TASK OBJECTIVE: Spot each line that carries the word "name"; copy those lines.

Entries from a dataset:
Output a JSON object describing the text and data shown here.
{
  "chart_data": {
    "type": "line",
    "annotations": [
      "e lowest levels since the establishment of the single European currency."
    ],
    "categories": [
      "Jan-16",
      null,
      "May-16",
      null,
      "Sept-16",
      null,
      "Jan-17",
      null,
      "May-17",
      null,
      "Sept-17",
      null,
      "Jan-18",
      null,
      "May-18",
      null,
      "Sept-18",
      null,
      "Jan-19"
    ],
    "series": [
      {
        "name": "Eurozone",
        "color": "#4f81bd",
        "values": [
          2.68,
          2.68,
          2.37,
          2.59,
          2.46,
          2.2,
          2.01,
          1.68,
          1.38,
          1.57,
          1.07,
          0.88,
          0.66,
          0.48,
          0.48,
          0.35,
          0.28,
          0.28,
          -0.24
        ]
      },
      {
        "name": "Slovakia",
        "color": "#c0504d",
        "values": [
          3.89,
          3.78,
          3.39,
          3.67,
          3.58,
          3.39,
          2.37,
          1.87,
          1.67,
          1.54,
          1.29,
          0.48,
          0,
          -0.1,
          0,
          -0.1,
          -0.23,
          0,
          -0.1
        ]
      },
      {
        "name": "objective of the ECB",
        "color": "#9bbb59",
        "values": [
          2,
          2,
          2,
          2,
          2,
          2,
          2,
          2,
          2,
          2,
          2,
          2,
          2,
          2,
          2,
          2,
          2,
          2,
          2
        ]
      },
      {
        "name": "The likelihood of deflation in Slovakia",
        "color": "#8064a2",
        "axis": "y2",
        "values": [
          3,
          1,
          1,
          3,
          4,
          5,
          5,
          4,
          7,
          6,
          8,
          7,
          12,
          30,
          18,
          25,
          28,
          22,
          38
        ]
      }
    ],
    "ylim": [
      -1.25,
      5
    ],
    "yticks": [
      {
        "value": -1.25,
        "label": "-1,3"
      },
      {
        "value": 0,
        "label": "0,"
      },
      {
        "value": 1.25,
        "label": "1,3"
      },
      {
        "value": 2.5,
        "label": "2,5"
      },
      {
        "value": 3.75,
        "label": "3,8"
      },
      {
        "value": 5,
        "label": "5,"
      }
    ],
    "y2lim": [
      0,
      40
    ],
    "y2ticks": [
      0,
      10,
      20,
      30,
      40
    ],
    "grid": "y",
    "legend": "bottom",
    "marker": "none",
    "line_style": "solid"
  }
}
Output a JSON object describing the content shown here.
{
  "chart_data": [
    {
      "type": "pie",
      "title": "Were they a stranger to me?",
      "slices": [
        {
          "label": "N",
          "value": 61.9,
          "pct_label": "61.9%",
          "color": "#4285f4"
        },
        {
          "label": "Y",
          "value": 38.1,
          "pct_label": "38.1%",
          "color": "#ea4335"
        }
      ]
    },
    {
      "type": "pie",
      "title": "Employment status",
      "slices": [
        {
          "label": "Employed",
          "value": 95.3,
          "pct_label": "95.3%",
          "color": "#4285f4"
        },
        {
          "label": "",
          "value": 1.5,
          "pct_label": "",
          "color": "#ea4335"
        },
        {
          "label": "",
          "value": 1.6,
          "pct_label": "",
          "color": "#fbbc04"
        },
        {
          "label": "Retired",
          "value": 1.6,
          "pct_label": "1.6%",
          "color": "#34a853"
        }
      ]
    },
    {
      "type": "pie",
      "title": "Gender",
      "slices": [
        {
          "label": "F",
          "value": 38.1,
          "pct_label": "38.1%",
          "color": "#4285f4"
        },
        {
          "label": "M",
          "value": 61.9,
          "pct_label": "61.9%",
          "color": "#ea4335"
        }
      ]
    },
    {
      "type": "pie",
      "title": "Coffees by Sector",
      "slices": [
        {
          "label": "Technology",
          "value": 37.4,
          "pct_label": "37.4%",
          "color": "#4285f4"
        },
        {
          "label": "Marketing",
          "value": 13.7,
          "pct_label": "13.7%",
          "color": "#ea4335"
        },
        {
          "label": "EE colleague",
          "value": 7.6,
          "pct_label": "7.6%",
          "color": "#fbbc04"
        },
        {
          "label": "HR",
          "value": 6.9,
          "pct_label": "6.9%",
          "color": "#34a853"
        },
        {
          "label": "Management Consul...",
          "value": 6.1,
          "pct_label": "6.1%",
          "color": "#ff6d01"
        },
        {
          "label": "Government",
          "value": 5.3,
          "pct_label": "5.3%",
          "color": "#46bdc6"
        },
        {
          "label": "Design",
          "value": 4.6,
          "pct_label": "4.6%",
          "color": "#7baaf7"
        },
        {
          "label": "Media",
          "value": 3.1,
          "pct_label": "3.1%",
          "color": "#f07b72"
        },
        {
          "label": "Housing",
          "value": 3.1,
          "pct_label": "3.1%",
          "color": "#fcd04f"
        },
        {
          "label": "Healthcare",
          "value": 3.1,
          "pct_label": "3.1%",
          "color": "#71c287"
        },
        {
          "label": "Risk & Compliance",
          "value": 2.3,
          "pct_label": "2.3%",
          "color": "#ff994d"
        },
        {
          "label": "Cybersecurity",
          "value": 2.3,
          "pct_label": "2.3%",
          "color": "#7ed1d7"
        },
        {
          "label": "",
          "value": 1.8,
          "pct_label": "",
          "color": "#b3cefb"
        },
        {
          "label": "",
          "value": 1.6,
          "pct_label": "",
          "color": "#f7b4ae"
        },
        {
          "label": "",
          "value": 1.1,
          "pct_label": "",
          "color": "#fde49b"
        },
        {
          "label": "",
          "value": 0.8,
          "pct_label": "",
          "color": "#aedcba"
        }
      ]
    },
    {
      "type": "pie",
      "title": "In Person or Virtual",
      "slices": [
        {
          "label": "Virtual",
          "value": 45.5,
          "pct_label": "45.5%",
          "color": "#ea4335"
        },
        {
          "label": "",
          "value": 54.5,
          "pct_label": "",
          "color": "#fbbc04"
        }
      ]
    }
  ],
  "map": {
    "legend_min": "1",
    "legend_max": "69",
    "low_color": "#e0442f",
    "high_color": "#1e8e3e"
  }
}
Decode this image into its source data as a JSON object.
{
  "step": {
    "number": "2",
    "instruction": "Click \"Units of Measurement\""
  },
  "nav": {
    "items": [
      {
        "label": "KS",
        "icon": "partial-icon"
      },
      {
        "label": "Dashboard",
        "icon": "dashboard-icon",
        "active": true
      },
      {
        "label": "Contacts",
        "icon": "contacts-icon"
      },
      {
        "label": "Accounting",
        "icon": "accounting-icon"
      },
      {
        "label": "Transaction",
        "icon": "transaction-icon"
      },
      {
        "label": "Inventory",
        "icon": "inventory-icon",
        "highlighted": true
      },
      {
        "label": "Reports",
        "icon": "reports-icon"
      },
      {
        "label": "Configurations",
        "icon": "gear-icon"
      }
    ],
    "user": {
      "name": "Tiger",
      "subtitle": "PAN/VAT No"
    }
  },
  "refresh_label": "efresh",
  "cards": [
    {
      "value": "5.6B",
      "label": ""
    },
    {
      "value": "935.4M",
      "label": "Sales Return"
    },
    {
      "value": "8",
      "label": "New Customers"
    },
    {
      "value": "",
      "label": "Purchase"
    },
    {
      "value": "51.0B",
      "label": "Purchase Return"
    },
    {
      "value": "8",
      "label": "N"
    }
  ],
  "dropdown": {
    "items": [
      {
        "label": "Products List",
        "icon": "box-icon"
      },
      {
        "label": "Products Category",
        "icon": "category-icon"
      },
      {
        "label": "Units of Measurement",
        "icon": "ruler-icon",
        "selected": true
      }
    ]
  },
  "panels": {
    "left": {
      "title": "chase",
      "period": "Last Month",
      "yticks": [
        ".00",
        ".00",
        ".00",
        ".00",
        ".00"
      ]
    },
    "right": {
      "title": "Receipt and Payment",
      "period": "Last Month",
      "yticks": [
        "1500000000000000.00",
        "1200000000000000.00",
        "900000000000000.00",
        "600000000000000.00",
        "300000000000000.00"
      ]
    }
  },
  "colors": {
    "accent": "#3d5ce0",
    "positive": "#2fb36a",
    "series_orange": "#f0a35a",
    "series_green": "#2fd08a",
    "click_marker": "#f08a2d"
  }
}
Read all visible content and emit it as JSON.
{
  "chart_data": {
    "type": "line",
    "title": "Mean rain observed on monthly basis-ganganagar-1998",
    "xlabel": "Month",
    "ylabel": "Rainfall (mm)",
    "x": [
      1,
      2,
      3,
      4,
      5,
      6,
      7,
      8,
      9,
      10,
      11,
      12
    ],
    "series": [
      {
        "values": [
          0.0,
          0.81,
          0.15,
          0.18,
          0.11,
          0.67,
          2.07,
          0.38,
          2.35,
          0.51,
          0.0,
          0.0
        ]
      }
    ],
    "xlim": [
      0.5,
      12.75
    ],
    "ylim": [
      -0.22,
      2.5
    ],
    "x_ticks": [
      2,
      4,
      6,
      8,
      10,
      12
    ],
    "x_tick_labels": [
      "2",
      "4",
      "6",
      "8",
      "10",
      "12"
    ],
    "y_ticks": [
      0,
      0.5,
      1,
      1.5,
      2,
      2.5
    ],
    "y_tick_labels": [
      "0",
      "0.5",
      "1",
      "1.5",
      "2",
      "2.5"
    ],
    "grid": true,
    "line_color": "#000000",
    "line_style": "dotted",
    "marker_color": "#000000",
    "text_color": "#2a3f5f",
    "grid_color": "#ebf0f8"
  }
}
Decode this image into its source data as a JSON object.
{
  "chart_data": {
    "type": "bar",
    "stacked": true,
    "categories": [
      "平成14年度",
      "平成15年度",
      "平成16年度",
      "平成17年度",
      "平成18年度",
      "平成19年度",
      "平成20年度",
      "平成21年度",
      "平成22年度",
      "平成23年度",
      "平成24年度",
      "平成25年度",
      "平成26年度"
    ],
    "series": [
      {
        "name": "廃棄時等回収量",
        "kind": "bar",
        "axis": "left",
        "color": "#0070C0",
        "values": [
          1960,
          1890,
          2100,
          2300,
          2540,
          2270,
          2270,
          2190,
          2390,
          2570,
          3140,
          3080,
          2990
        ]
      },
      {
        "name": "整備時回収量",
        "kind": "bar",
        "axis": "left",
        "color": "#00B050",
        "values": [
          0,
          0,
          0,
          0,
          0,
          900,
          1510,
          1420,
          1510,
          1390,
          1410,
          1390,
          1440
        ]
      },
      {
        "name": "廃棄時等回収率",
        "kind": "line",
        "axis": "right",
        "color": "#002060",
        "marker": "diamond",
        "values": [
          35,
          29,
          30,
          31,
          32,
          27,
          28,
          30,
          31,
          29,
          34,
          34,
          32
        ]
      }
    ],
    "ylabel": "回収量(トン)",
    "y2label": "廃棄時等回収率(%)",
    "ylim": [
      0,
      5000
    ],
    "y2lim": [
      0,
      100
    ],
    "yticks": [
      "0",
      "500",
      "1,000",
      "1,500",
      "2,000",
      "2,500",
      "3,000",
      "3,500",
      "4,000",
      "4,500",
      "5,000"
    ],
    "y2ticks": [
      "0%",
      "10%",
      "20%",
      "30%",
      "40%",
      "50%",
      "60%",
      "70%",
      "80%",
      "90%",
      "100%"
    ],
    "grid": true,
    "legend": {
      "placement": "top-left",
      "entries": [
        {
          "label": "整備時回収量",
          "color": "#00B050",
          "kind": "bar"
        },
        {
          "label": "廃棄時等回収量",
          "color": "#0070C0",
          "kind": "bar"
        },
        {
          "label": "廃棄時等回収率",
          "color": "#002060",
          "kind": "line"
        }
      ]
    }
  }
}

WRITTEN RESPONSE:
        "name": "Eurozone",
        "name": "Slovakia",
        "name": "objective of the ECB",
        "name": "The likelihood of deflation in Slovakia",
      "name": "Tiger",
        "name": "廃棄時等回収量",
        "name": "整備時回収量",
        "name": "廃棄時等回収率",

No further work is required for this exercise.